» What to work on:
Quote every line below exactly as it reads.

<<<<

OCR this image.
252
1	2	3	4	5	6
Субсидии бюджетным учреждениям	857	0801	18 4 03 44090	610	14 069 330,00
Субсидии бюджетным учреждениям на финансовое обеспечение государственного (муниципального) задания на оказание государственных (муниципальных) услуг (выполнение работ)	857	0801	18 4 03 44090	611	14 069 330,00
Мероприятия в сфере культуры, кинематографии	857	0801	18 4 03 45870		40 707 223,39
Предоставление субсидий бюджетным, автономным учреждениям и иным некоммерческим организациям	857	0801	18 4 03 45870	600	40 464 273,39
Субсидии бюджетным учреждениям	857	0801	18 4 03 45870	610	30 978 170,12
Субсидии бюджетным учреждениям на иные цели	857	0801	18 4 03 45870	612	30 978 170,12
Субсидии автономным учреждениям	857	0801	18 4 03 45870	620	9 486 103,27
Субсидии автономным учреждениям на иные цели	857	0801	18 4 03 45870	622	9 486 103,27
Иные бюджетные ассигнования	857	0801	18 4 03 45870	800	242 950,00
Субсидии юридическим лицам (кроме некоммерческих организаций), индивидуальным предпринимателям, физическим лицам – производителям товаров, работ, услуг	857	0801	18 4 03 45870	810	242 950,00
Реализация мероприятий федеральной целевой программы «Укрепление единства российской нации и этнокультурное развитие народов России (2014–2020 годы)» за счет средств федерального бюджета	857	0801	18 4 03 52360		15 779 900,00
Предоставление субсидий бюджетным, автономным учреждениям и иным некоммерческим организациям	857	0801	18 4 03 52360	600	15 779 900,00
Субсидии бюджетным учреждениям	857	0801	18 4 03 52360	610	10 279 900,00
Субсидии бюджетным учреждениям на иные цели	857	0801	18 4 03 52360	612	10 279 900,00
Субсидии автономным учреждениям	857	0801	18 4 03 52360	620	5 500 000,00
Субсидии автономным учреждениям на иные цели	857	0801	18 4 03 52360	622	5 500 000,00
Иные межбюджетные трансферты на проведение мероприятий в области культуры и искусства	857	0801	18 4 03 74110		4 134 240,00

>>>>

» Answer to the problem:
OCR this image.
252
1	2	3	4	5	6
Субсидии бюджетным учреждениям	857	0801	18 4 03 44090	610	14 069 330,00
Субсидии бюджетным учреждениям на финансовое обеспечение государственного (муниципального) задания на оказание государственных (муниципальных) услуг (выполнение работ)	857	0801	18 4 03 44090	611	14 069 330,00
Мероприятия в сфере культуры, кинематографии	857	0801	18 4 03 45870		40 707 223,39
Предоставление субсидий бюджетным, автономным учреждениям и иным некоммерческим организациям	857	0801	18 4 03 45870	600	40 464 273,39
Субсидии бюджетным учреждениям	857	0801	18 4 03 45870	610	30 978 170,12
Субсидии бюджетным учреждениям на иные цели	857	0801	18 4 03 45870	612	30 978 170,12
Субсидии автономным учреждениям	857	0801	18 4 03 45870	620	9 486 103,27
Субсидии автономным учреждениям на иные цели	857	0801	18 4 03 45870	622	9 486 103,27
Иные бюджетные ассигнования	857	0801	18 4 03 45870	800	242 950,00
Субсидии юридическим лицам (кроме некоммерческих организаций), индивидуальным предпринимателям, физическим лицам – производителям товаров, работ, услуг	857	0801	18 4 03 45870	810	242 950,00
Реализация мероприятий федеральной целевой программы «Укрепление единства российской нации и этнокультурное развитие народов России (2014–2020 годы)» за счет средств федерального бюджета	857	0801	18 4 03 52360		15 779 900,00
Предоставление субсидий бюджетным, автономным учреждениям и иным некоммерческим организациям	857	0801	18 4 03 52360	600	15 779 900,00
Субсидии бюджетным учреждениям	857	0801	18 4 03 52360	610	10 279 900,00
Субсидии бюджетным учреждениям на иные цели	857	0801	18 4 03 52360	612	10 279 900,00
Субсидии автономным учреждениям	857	0801	18 4 03 52360	620	5 500 000,00
Субсидии автономным учреждениям на иные цели	857	0801	18 4 03 52360	622	5 500 000,00
Иные межбюджетные трансферты на проведение мероприятий в области культуры и искусства	857	0801	18 4 03 74110		4 134 240,00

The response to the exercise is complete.